▶ _引用原文_
☆ ☆ ☆ ☆

BOJ 1577 Easy Game

Easy Game

Accept:7     Submit:7

Time Limit:1000MS     Memory Limit:65536KB

Description

It's going to be a very easy game to all of you, and that's why the problem is placed at problem A.

There are n coins on the desk. Alice and Bob are taking these coins alternately, and Alice starts first. The rules are easy: if the current number of coins n is an odd number, the player can only take one coin among them; otherwise, that if n is even, the player can take either one coin or half of them as he/she likes. The one who cannot make operations loses the game. Your task is to determine who will be the winner if both of them take the best strategy.

Input Format

The first line is the number of test cases T(1≤T≤1000).

Each test case contains only one integer n(0≤n≤109), which denotes the number of coins on the desk initially.

Output Format

If Alice wins, output 'Alice', otherwise output 'Bob'.

Sample Input

1

1

Sample Output

Alice

新生排位赛第四场的A题，一道水题10分钟就过了，当时心中窃喜啊^_^

这道题从1开始算几个小数据便可以发现规律：

输入数据为1,3的Alice赢，输入数据为2的Bob赢，其他输入数据偶数的Alice赢，奇数的Bob赢。

代码很容易写出……

#include<iostream>

using namespace std;

int main()
{
    long t;

    cin>>t;

    while(t--)
    {
        long n;

        cin>>n;

        if(n==1)
            cout<<"Alice"<<endl;
        else if(n==2)
            cout<<"Bob"<<endl;
        else if(n==3)
            cout<<"Alice"<<endl;
        else if(n%2==0)
            cout<<"Alice"<<endl;
        else
            cout<<"Bob"<<endl;
    }

    return 0;
}

☆ ☆ ☆ ☆

▶ _题目要求 1_
请把条目从开头一行起，一直到含有“658, 730, 813]”的那一行，原样照抄一遍，首尾两行都包括在内。
上面的题解和后面的条目互不相干，各自独立。

☆ ☆ ☆ ☆

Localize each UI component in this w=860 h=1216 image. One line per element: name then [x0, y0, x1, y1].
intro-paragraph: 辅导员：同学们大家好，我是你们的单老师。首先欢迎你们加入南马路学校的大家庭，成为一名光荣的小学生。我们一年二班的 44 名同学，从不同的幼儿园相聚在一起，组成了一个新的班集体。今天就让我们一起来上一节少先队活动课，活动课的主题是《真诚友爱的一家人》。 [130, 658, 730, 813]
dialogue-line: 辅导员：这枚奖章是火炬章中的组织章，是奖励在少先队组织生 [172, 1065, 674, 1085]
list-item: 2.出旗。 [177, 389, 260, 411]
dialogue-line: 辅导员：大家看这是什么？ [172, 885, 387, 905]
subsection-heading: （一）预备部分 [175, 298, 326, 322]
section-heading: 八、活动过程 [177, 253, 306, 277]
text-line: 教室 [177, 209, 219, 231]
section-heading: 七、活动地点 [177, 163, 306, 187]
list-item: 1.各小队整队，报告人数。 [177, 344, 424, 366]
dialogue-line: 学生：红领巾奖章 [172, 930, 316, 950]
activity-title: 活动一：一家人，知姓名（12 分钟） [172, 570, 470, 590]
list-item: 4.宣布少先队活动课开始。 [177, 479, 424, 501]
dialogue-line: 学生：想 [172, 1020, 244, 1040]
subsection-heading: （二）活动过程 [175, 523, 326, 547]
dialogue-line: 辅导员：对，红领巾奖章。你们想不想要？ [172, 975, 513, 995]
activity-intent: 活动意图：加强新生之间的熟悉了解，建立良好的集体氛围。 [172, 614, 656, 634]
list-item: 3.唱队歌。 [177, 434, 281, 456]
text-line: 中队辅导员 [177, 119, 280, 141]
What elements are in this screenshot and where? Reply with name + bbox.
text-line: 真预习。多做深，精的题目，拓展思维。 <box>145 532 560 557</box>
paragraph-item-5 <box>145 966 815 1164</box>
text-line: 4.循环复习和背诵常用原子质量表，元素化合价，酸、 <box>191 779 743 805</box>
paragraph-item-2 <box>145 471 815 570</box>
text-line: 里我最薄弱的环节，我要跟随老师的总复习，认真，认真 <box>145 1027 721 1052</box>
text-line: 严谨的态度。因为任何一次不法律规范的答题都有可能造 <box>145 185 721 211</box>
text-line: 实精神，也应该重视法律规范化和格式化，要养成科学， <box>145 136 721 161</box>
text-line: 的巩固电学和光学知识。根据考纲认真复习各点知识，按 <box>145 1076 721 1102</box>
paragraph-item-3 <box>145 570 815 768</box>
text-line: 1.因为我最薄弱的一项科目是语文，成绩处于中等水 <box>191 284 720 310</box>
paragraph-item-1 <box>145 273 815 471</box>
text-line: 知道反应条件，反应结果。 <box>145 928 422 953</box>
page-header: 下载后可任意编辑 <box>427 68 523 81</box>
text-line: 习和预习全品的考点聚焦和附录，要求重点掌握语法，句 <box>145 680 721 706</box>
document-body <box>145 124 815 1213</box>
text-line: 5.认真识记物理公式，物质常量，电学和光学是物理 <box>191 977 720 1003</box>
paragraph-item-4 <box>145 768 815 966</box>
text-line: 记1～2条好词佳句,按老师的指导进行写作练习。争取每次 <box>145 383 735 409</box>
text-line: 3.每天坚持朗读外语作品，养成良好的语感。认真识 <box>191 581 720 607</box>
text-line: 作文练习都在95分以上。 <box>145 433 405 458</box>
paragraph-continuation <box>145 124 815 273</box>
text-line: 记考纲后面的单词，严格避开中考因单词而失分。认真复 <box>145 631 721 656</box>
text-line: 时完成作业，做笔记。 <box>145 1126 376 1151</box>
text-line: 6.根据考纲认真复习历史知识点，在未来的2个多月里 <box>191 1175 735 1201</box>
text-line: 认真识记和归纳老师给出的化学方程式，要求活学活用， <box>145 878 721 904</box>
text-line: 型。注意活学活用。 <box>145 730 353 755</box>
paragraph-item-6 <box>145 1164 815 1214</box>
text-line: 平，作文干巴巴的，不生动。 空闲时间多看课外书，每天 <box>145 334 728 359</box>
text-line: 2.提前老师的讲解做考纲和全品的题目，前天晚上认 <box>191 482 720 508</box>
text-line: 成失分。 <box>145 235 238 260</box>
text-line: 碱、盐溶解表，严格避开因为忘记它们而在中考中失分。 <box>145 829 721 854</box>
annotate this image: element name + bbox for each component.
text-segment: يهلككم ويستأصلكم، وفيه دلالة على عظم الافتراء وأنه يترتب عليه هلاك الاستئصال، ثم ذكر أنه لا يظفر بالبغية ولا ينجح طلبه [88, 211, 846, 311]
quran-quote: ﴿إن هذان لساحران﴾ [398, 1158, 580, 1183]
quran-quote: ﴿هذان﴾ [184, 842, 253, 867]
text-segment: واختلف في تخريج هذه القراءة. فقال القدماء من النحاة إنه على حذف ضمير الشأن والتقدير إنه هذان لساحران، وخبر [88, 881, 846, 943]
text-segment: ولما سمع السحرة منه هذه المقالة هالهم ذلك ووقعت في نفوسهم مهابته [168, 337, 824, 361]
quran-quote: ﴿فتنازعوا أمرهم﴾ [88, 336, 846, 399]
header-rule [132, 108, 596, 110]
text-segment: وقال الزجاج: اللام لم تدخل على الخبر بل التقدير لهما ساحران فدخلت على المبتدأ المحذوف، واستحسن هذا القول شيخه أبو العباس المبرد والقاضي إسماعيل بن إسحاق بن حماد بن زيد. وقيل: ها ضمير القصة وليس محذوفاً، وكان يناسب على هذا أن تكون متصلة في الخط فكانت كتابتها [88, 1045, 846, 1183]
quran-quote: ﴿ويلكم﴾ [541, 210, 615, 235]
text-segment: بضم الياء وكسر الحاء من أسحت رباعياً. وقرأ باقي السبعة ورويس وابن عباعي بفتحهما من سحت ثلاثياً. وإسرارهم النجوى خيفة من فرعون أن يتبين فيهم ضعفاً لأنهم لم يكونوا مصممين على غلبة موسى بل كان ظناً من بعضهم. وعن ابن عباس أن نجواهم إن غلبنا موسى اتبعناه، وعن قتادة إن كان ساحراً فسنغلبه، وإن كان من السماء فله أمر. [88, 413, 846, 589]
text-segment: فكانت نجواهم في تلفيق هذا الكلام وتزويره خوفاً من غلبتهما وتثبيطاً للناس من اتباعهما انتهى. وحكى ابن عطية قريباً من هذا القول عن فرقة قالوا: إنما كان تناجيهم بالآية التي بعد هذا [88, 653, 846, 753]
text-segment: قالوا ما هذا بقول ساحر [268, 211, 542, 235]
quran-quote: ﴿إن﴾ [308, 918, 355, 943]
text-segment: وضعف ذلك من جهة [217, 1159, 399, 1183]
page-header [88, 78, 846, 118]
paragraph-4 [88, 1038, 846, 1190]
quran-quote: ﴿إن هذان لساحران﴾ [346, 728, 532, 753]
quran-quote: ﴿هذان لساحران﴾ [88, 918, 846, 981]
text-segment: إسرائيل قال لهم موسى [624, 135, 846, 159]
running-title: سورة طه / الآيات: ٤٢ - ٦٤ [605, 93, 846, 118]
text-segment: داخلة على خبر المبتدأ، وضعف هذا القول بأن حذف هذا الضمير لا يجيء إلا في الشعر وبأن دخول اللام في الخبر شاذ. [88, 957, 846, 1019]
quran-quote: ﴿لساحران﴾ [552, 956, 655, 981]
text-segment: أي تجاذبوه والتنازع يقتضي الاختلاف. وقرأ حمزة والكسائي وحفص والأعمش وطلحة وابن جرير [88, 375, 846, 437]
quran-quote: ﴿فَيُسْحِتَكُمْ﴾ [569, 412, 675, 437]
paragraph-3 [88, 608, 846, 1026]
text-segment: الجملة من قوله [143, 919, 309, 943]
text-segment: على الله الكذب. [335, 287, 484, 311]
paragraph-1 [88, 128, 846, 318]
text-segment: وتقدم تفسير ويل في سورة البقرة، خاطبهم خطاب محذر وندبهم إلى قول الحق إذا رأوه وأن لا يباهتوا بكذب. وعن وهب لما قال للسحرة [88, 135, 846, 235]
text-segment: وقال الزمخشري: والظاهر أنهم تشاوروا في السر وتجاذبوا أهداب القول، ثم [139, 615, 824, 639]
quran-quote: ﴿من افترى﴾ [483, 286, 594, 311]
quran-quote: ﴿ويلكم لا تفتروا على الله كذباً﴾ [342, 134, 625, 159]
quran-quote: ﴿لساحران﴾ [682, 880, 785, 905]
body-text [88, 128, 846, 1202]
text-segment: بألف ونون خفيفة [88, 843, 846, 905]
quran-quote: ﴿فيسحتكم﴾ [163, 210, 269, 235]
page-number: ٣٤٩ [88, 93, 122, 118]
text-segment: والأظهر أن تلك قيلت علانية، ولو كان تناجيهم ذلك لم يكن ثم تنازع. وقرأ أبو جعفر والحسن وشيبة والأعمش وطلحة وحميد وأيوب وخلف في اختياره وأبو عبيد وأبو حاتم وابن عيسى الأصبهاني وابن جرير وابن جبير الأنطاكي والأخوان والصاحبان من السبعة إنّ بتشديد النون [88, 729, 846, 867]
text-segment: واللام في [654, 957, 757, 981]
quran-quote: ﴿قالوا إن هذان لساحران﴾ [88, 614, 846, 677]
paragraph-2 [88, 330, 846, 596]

☆ ☆ ☆ ☆

▶ _题目要求 2_
列出这篇题解里英文题面从“Description”起的全部小节标题。

▶ _完整答案 1_
Localize each UI component in this w=860 h=1216 image. One line per element: name then [x0, y0, x1, y1].
intro-paragraph: 辅导员：同学们大家好，我是你们的单老师。首先欢迎你们加入南马路学校的大家庭，成为一名光荣的小学生。我们一年二班的 44 名同学，从不同的幼儿园相聚在一起，组成了一个新的班集体。今天就让我们一起来上一节少先队活动课，活动课的主题是《真诚友爱的一家人》。 [130, 658, 730, 813]

▶ _完整答案 2_
Description
Input Format
Output Format
Sample Input
Sample Output